> [What is required] Copy every line from the data below in which the string "this" can be found.

> [Entries supplied]
▬▬▬

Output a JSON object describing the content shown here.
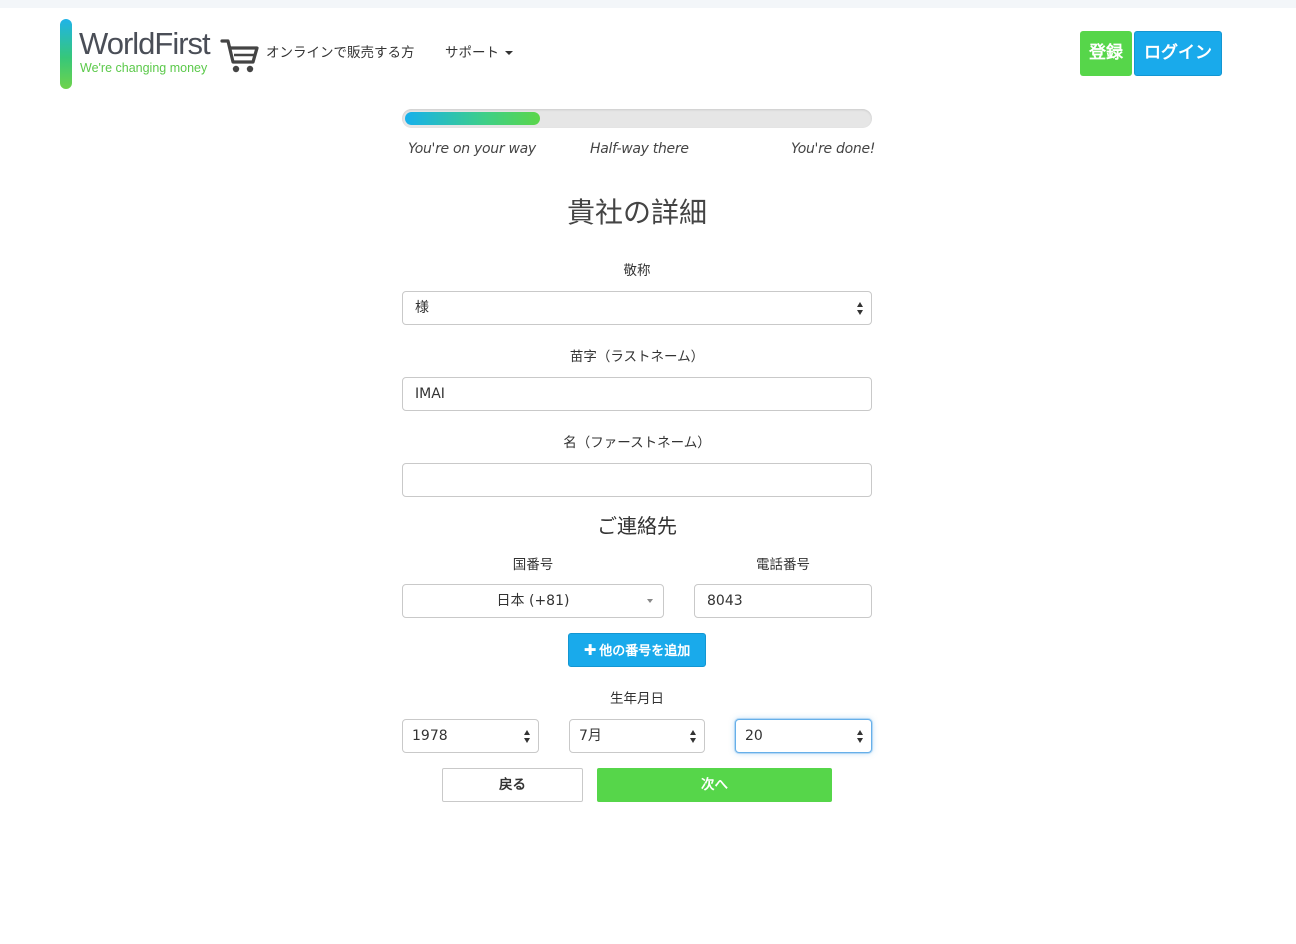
{
  "header": {
    "logo_name": "WorldFirst",
    "logo_tagline": "We're changing money",
    "nav_online_sellers": "オンラインで販売する方",
    "nav_support": "サポート",
    "register_button": "登録",
    "login_button": "ログイン"
  },
  "progress": {
    "fraction": 0.29,
    "labels": [
      "You're on your way",
      "Half-way there",
      "You're done!"
    ]
  },
  "form": {
    "title": "貴社の詳細",
    "salutation": {
      "label": "敬称",
      "value": "様"
    },
    "last_name": {
      "label": "苗字（ラストネーム）",
      "value": "IMAI"
    },
    "first_name": {
      "label": "名（ファーストネーム）",
      "value": ""
    },
    "contact_title": "ご連絡先",
    "country_code": {
      "label": "国番号",
      "value": "日本 (+81)"
    },
    "phone": {
      "label": "電話番号",
      "value": "8043"
    },
    "add_number_button": "他の番号を追加",
    "dob": {
      "label": "生年月日",
      "year": "1978",
      "month": "7月",
      "day": "20"
    },
    "back_button": "戻る",
    "next_button": "次へ"
  },
  "colors": {
    "green": "#56d64a",
    "blue": "#19aaeb"
  }
}
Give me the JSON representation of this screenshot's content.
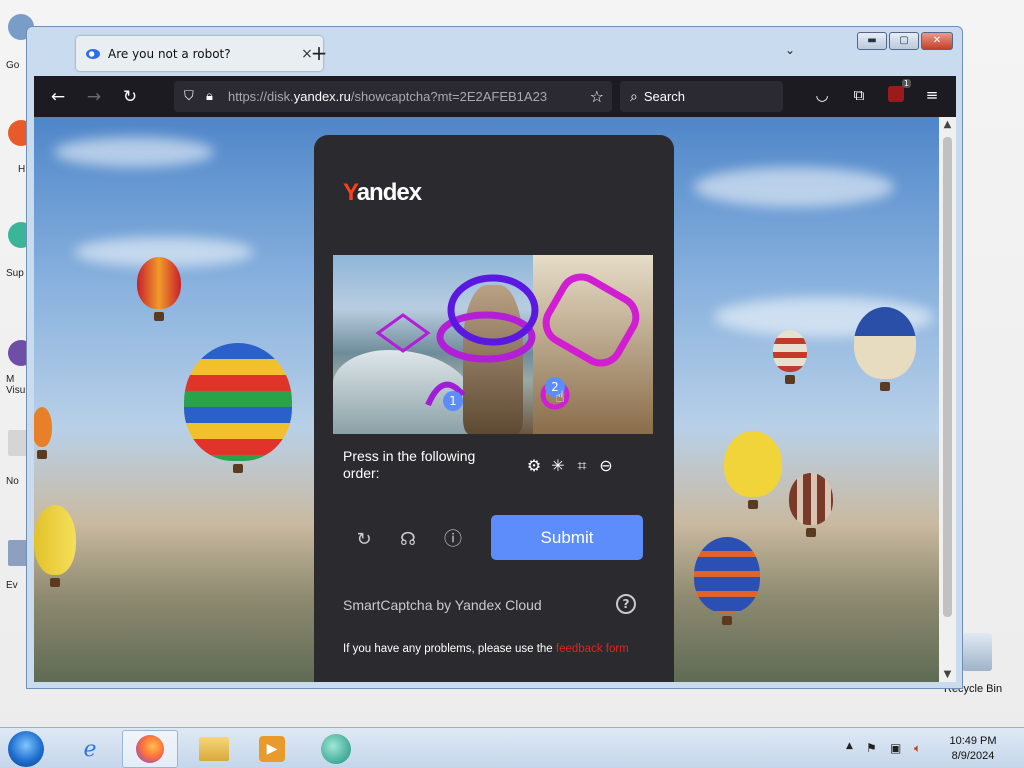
{
  "desktop": {
    "icons": [
      {
        "label": "Go",
        "color": "#7a9cc9"
      },
      {
        "label": "H",
        "color": "#e85a2a"
      },
      {
        "label": "Sup",
        "color": "#3bb59a"
      },
      {
        "label": "M Visu",
        "color": "#6f4ea8"
      },
      {
        "label": "No",
        "color": "#d5d5d5"
      },
      {
        "label": "Ev",
        "color": "#8da0c0"
      }
    ],
    "recycle_bin_label": "Recycle Bin"
  },
  "browser": {
    "tab_title": "Are you not a robot?",
    "tab_close": "×",
    "new_tab": "+",
    "tab_list": "⌄",
    "window_buttons": {
      "minimize": "▬",
      "maximize": "▢",
      "close": "✕"
    },
    "nav": {
      "back": "←",
      "forward": "→",
      "reload": "↻"
    },
    "url": {
      "prefix": "https://disk.",
      "domain": "yandex.ru",
      "path": "/showcaptcha?mt=2E2AFEB1A23"
    },
    "search_placeholder": "Search",
    "extension_badge": "1"
  },
  "captcha": {
    "logo_y": "Y",
    "logo_rest": "andex",
    "prompt": "Press in the following order:",
    "order_icons": [
      "⚙",
      "✳",
      "⌗",
      "⊖"
    ],
    "submit_label": "Submit",
    "brand": "SmartCaptcha by Yandex Cloud",
    "help": "?",
    "problem_text": "If you have any problems, please use the ",
    "problem_link": "feedback form",
    "markers": [
      "1",
      "2"
    ]
  },
  "taskbar": {
    "clock_time": "10:49 PM",
    "clock_date": "8/9/2024"
  },
  "colors": {
    "captcha_bg": "#2b2b2f",
    "submit": "#5c8dfa",
    "link": "#e7201f",
    "browser_toolbar": "#1c1b22"
  }
}
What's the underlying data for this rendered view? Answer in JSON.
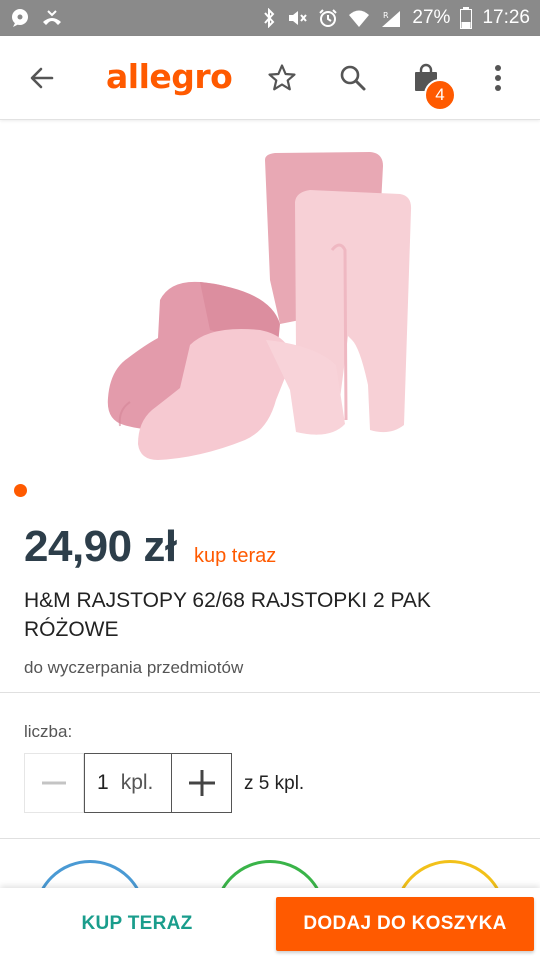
{
  "status_bar": {
    "battery": "27%",
    "time": "17:26",
    "signal_label": "R"
  },
  "app_bar": {
    "logo": "allegro",
    "cart_count": "4"
  },
  "product": {
    "price": "24,90 zł",
    "buy_now_tag": "kup teraz",
    "title": "H&M RAJSTOPY 62/68 RAJSTOPKI 2 PAK RÓŻOWE",
    "availability": "do wyczerpania przedmiotów"
  },
  "quantity": {
    "label": "liczba:",
    "value": "1",
    "unit": "kpl.",
    "max": "z 5 kpl."
  },
  "actions": {
    "buy_now": "KUP TERAZ",
    "add_to_cart": "DODAJ DO KOSZYKA"
  },
  "colors": {
    "brand": "#ff5a00",
    "teal": "#1a9d8c",
    "price": "#2d3e4a"
  }
}
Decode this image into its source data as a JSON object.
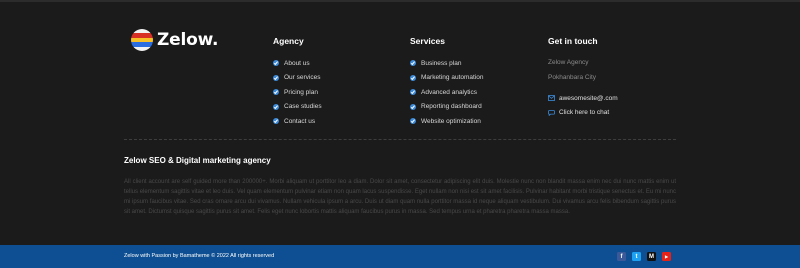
{
  "brand": {
    "name": "Zelow.",
    "logo_colors": [
      "#f2f2f2",
      "#d93025",
      "#f6c026",
      "#2a6de0",
      "#f2f2f2"
    ]
  },
  "agency": {
    "heading": "Agency",
    "links": [
      "About us",
      "Our services",
      "Pricing plan",
      "Case studies",
      "Contact us"
    ]
  },
  "services": {
    "heading": "Services",
    "links": [
      "Business plan",
      "Marketing automation",
      "Advanced analytics",
      "Reporting dashboard",
      "Website optimization"
    ]
  },
  "contact": {
    "heading": "Get in touch",
    "company": "Zelow Agency",
    "city": "Pokhanbara City",
    "email": "awesomesite@.com",
    "chat": "Click here to chat",
    "email_icon": "mail-icon",
    "chat_icon": "chat-bubble-icon"
  },
  "about": {
    "title": "Zelow SEO & Digital marketing agency",
    "body": "All client account are self guided more than 200000+. Morbi aliquam ut porttitor leo a diam. Dolor sit amet, consectetur adipiscing elit duis. Molestie nunc non blandit massa enim nec dui nunc mattis enim ut tellus elementum sagittis vitae et leo duis. Vel quam elementum pulvinar etiam non quam lacus suspendisse. Eget nullam non nisi est sit amet facilisis. Pulvinar habitant morbi tristique senectus et. Eu mi nunc mi ipsum faucibus vitae. Sed cras ornare arcu dui vivamus. Nullam vehicula ipsum a arcu. Duis ut diam quam nulla porttitor massa id neque aliquam vestibulum. Dui vivamus arcu felis bibendum sagittis purus sit amet. Dictumst quisque sagittis purus sit amet. Felis eget nunc lobortis mattis aliquam faucibus purus in massa. Sed tempus urna et pharetra pharetra massa massa."
  },
  "footer": {
    "copyright": "Zelow with Passion by Bamatheme © 2022 All rights reserved",
    "socials": [
      {
        "name": "facebook-icon",
        "glyph": "f",
        "color": "#3b5998"
      },
      {
        "name": "twitter-icon",
        "glyph": "t",
        "color": "#1da1f2"
      },
      {
        "name": "medium-icon",
        "glyph": "M",
        "color": "#111111"
      },
      {
        "name": "youtube-icon",
        "glyph": "▶",
        "color": "#e62117"
      }
    ]
  }
}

▬▬▬

> [Answer in full]
Give me the JSON representation of this screenshot's content.
What's the underlying data for this rendered view? Answer in JSON.
Decode this image into its source data as a JSON object.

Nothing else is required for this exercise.